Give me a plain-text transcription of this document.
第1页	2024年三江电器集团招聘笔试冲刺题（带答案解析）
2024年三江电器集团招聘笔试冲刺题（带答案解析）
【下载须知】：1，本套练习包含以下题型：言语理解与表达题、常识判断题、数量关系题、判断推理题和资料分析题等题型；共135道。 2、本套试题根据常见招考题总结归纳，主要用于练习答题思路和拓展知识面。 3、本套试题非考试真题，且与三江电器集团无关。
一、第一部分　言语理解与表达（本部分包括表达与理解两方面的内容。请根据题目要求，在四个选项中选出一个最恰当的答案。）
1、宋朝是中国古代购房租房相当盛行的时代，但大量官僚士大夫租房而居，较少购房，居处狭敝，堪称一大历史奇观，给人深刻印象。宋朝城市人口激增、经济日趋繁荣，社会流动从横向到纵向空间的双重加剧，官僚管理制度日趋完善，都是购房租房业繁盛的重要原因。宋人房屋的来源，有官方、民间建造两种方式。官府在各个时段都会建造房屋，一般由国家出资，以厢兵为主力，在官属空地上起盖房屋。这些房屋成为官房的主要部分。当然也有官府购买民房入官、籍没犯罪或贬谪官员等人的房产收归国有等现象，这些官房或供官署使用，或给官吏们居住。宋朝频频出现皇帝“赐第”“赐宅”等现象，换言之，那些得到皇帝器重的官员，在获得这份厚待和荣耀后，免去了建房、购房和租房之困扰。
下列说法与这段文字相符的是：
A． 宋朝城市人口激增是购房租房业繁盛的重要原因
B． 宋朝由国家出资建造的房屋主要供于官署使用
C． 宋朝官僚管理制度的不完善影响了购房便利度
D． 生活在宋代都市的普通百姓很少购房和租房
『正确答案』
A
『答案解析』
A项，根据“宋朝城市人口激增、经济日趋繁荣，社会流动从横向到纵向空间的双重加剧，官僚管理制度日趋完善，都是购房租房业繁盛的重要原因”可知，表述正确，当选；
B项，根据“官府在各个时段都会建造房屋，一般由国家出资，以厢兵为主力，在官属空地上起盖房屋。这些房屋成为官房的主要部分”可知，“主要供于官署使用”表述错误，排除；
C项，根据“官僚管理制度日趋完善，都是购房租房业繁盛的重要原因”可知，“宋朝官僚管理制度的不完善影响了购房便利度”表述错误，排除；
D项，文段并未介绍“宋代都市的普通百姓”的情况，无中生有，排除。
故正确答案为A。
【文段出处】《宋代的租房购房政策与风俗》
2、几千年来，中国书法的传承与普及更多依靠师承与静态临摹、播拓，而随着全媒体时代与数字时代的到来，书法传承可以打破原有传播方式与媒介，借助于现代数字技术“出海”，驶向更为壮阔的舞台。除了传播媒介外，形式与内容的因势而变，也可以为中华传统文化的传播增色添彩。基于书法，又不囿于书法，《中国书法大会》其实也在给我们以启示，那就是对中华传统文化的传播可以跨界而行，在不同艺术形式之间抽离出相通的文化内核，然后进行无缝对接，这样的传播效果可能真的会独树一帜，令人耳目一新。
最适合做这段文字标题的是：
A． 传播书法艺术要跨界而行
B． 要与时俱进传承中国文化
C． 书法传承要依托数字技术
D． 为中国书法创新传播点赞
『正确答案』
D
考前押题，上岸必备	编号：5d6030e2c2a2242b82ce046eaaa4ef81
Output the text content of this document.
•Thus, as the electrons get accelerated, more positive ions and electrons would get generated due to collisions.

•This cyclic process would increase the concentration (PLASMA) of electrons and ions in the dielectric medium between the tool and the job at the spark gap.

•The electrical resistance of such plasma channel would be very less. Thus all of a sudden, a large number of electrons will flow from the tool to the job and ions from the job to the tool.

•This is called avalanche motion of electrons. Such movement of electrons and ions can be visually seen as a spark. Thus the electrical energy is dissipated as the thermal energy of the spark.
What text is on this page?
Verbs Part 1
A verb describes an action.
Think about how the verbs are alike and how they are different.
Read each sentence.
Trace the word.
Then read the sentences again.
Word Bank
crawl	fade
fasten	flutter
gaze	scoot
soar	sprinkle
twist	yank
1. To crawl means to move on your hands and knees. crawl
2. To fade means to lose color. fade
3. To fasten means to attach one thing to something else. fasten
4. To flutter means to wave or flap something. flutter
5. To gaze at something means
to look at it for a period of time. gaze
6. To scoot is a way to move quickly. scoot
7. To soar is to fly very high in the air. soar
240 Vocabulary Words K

▬▬▬

Every line of the listing that holds "something" should be found and copied.

**Solution to this exercise**
3. To fasten means to attach one thing to something else. fasten
4. To flutter means to wave or flap something. flutter
5. To gaze at something means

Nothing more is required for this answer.